**WHAT YOU ARE ASKED TO DO**
Leaving out every picture, quote the data below exactly as it appears.

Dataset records
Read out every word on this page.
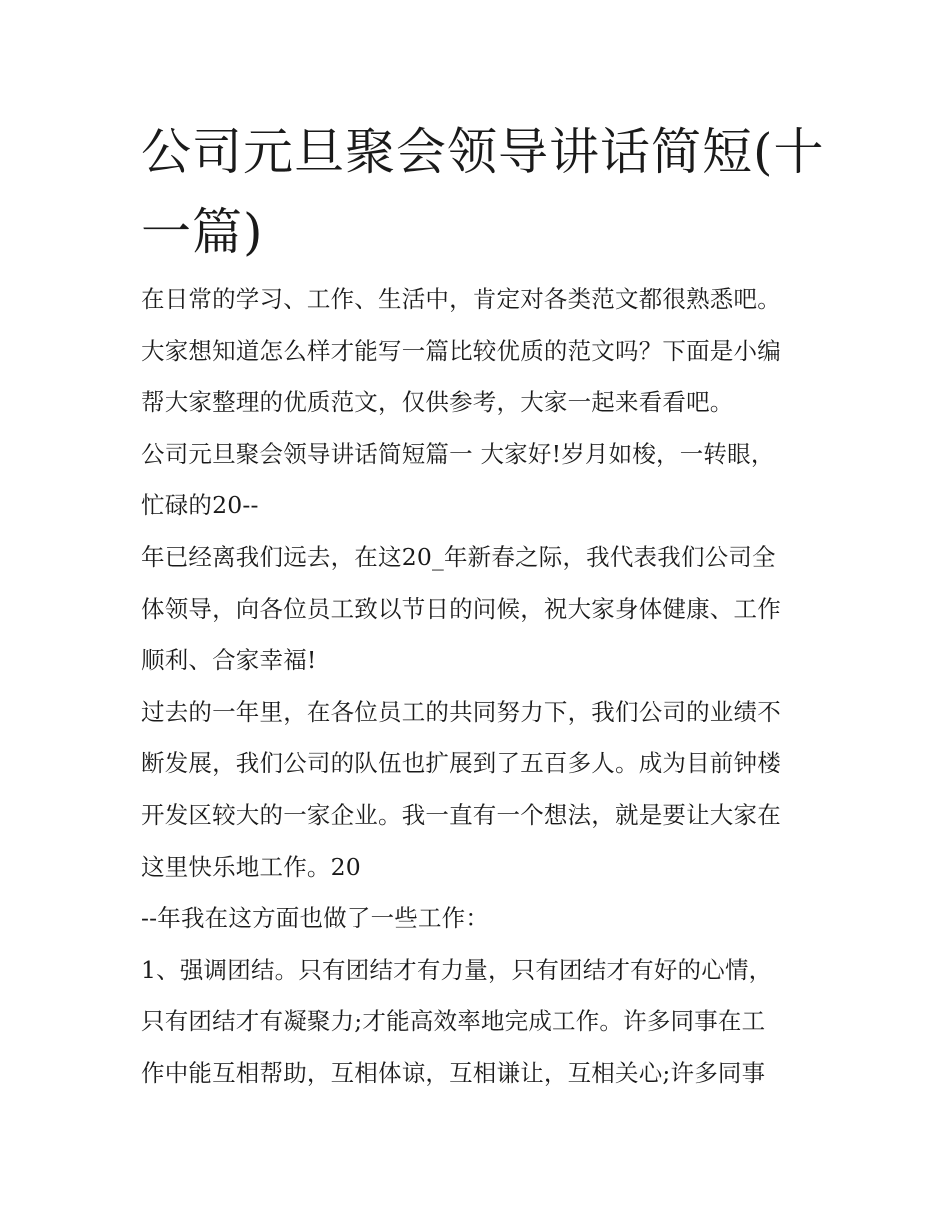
公司元旦聚会领导讲话简短(十
一篇)
在日常的学习、工作、生活中，肯定对各类范文都很熟悉吧。
大家想知道怎么样才能写一篇比较优质的范文吗？下面是小编
帮大家整理的优质范文，仅供参考，大家一起来看看吧。
公司元旦聚会领导讲话简短篇一 大家好!岁月如梭，一转眼，
忙碌的20--
年已经离我们远去，在这20_年新春之际，我代表我们公司全
体领导，向各位员工致以节日的问候，祝大家身体健康、工作
顺利、合家幸福!
过去的一年里，在各位员工的共同努力下，我们公司的业绩不
断发展，我们公司的队伍也扩展到了五百多人。成为目前钟楼
开发区较大的一家企业。我一直有一个想法，就是要让大家在
这里快乐地工作。20
--年我在这方面也做了一些工作：
1、强调团结。只有团结才有力量，只有团结才有好的心情，
只有团结才有凝聚力;才能高效率地完成工作。许多同事在工
作中能互相帮助，互相体谅，互相谦让，互相关心;许多同事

**RESULT**
Read out every word on this page.
公司元旦聚会领导讲话简短(十
一篇)
在日常的学习、工作、生活中，肯定对各类范文都很熟悉吧。
大家想知道怎么样才能写一篇比较优质的范文吗？下面是小编
帮大家整理的优质范文，仅供参考，大家一起来看看吧。
公司元旦聚会领导讲话简短篇一 大家好!岁月如梭，一转眼，
忙碌的20--
年已经离我们远去，在这20_年新春之际，我代表我们公司全
体领导，向各位员工致以节日的问候，祝大家身体健康、工作
顺利、合家幸福!
过去的一年里，在各位员工的共同努力下，我们公司的业绩不
断发展，我们公司的队伍也扩展到了五百多人。成为目前钟楼
开发区较大的一家企业。我一直有一个想法，就是要让大家在
这里快乐地工作。20
--年我在这方面也做了一些工作：
1、强调团结。只有团结才有力量，只有团结才有好的心情，
只有团结才有凝聚力;才能高效率地完成工作。许多同事在工
作中能互相帮助，互相体谅，互相谦让，互相关心;许多同事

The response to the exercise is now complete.